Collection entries
§ §

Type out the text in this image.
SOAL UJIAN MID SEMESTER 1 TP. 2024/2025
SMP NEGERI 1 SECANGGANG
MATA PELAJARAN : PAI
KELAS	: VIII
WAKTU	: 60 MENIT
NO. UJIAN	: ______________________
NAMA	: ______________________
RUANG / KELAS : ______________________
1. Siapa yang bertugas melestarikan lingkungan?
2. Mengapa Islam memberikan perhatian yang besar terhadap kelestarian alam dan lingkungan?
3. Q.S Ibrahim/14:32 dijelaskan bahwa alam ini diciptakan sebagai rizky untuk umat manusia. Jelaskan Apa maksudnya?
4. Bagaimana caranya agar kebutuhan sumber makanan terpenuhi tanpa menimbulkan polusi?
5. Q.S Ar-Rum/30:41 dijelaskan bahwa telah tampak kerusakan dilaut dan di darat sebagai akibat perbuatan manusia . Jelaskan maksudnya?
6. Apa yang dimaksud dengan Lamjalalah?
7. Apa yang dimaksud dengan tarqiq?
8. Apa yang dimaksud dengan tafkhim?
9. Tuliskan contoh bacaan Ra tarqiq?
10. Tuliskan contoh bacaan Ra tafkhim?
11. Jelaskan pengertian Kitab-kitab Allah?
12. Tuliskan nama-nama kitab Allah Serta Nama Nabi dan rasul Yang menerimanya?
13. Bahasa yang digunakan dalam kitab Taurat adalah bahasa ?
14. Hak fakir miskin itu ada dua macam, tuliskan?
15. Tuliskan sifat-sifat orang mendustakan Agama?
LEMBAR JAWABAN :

§ §

### PROBLEM TO SOLVE
Each line of the material should be duplicated exactly, please.

### EXERCISE ANSWER
Type out the text in this image.
SOAL UJIAN MID SEMESTER 1 TP. 2024/2025
SMP NEGERI 1 SECANGGANG
MATA PELAJARAN : PAI
KELAS	: VIII
WAKTU	: 60 MENIT
NO. UJIAN	: ______________________
NAMA	: ______________________
RUANG / KELAS : ______________________
1. Siapa yang bertugas melestarikan lingkungan?
2. Mengapa Islam memberikan perhatian yang besar terhadap kelestarian alam dan lingkungan?
3. Q.S Ibrahim/14:32 dijelaskan bahwa alam ini diciptakan sebagai rizky untuk umat manusia. Jelaskan Apa maksudnya?
4. Bagaimana caranya agar kebutuhan sumber makanan terpenuhi tanpa menimbulkan polusi?
5. Q.S Ar-Rum/30:41 dijelaskan bahwa telah tampak kerusakan dilaut dan di darat sebagai akibat perbuatan manusia . Jelaskan maksudnya?
6. Apa yang dimaksud dengan Lamjalalah?
7. Apa yang dimaksud dengan tarqiq?
8. Apa yang dimaksud dengan tafkhim?
9. Tuliskan contoh bacaan Ra tarqiq?
10. Tuliskan contoh bacaan Ra tafkhim?
11. Jelaskan pengertian Kitab-kitab Allah?
12. Tuliskan nama-nama kitab Allah Serta Nama Nabi dan rasul Yang menerimanya?
13. Bahasa yang digunakan dalam kitab Taurat adalah bahasa ?
14. Hak fakir miskin itu ada dua macam, tuliskan?
15. Tuliskan sifat-sifat orang mendustakan Agama?
LEMBAR JAWABAN :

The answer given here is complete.